Moment of Epiphany

Despite a hectic schedule and interruptions due to phone calls, he says, “Hoon ahiyan opera perform karu chhau, ghanaaj rehearsals chhe. Tamo hamnaaj be tran cheez poochho jaldi se” (I am performing an opera here and have several rehearsals. Ask me 2 or 3 questions quickly) in Parsi Gujarati, his mother tongue! Excerpts from an interview with maestro Zubin Mehta:

You are the Music Director of Life of the Israel Philharmonic despite being a non-Israeli and non-Jewish. How did that happen?

I went there as a substitute for a famous conductor in 1961. I must have had enough success for them to call me back. Then in 1969, they made me the music director. I shall retire on my own request in 2019, after 50 years of my conducting them. I don’t think there has been any conductor in classical music’s history, who has been a music director for 50 years!

What next after retirement?

Well, look, I am a young man! I have a contract with La Scala in Milan for the next three years, with the Berlin State Opera for the same period, and an open invitation to go back anytime I want. My calendar is quite full until 2021.

You rendered ‘Happy Birthday’ in the styles of various composers for the King and Queen of Spain in 2010. Why this particular rendition and how would you differentiate between styles?

I found this composition written in different styles. It was not easy, we had to rehearse a lot. The Queen appreciated it tremendously.

:: Your tasks ::
A - Answer these from the Zubin Mehta interview:
(i) In what year did Mehta first go to the Israel Philharmonic, and in what capacity?
(ii) What language does the interview identify as his mother tongue?
(iii) With which two opera houses does he hold contracts for the next three years?
B - Write the next part of the Zubin Mehta interview, carrying on after its final answer.
The material that comes next is separate from the Zubin Mehta interview and unrelated to it.

:: Dataset excerpt ::
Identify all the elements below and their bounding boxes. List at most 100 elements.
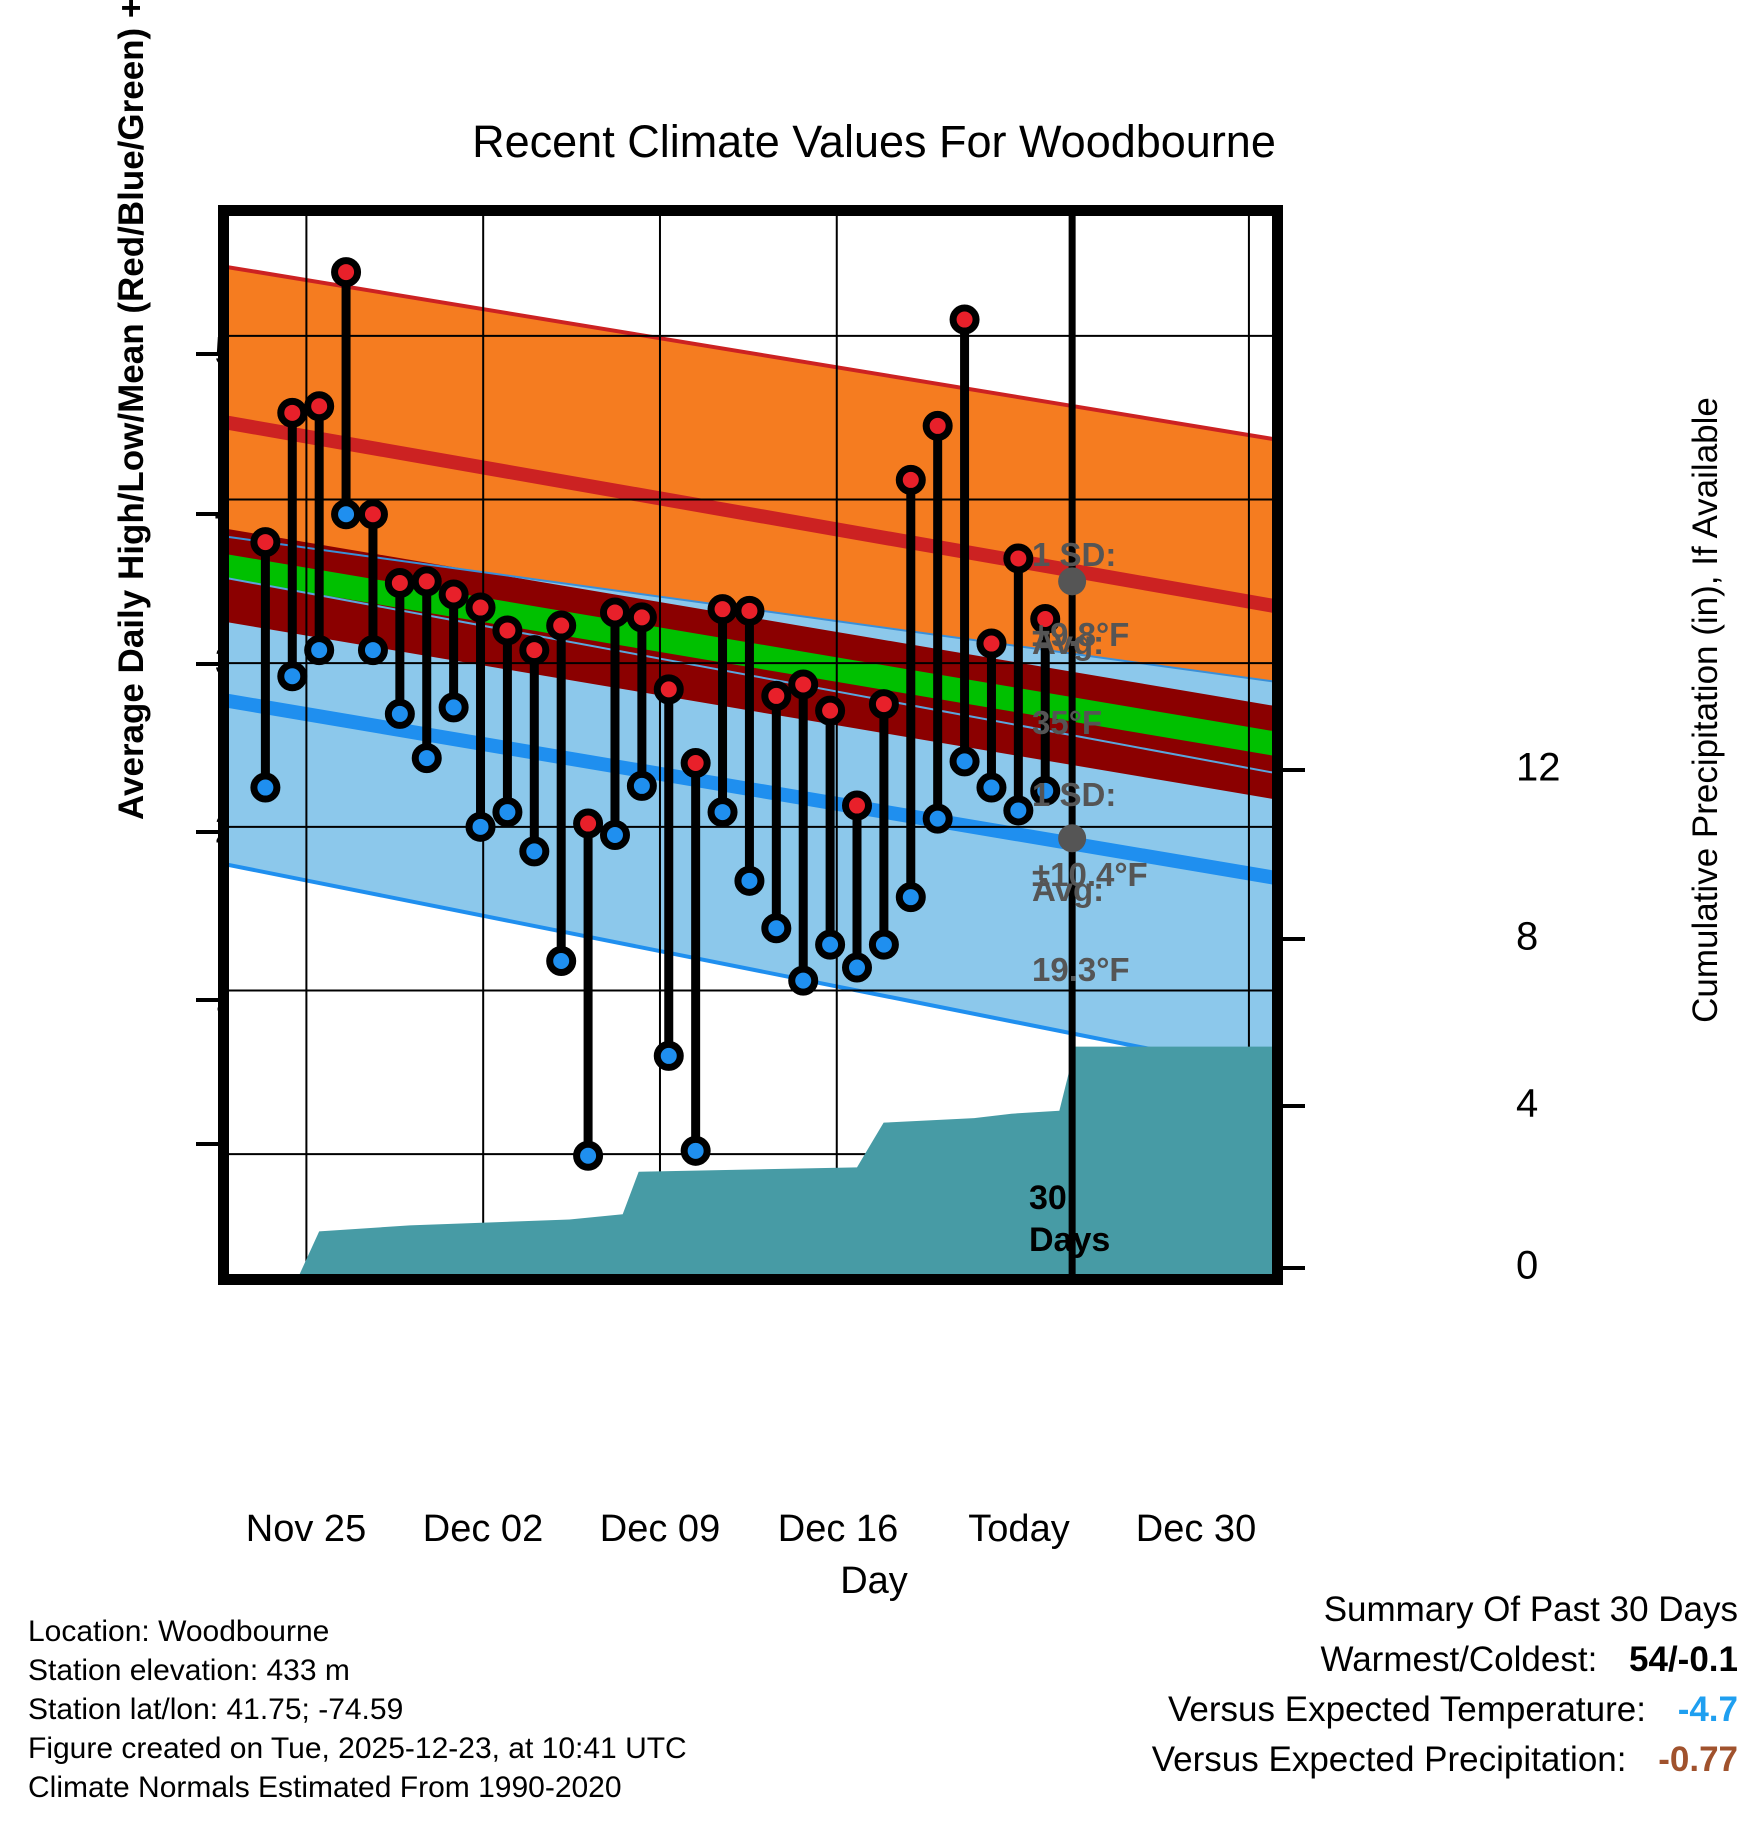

:: Task results ::
A -
(i) 1961, as a substitute for a famous conductor.
(ii) Parsi Gujarati.
(iii) La Scala in Milan and the Berlin State Opera.

B -
Your fusion with Kashmiri traditional musicians during your 2014 Kashmir trip, how did you fuse such starkly diverse styles into a singular symphony?

Our musicians enjoyed it. They sent us the music, we prepared it in Munich, we came to Kashmir and played it with them… I will never forget that! The whole concert in general, of having Hindus and Muslims sit together symbolically for one concert… I would love to visit Kashmir again and play in a bigger venue where more people can come. I will play in Kashmir anytime! There was opposition from the separatists.

The German ambassador was involved in the concert and also roped in a lot of German companies like Lufthansa and friends of mine from Mumbai donated heavily. It was a high-point event in my life! The gardens that emperor Jehangir built have been repaired for the people of Srinagar to enjoy now.

How do you relate to Indian classical music?

I love it! I am a big fan of Pt. Ravi Shankar, Ustad Allarakha, Ustad Ali Akbar Khan, Shehnai maestro Ustad Bismillah Khan and Pt. Hari Prasad Chaurasia.

Unlike in the East where there are drum solos, such as in Indian and Persian music, do you feel that the role of percussion is relatively less explored in Western classical music?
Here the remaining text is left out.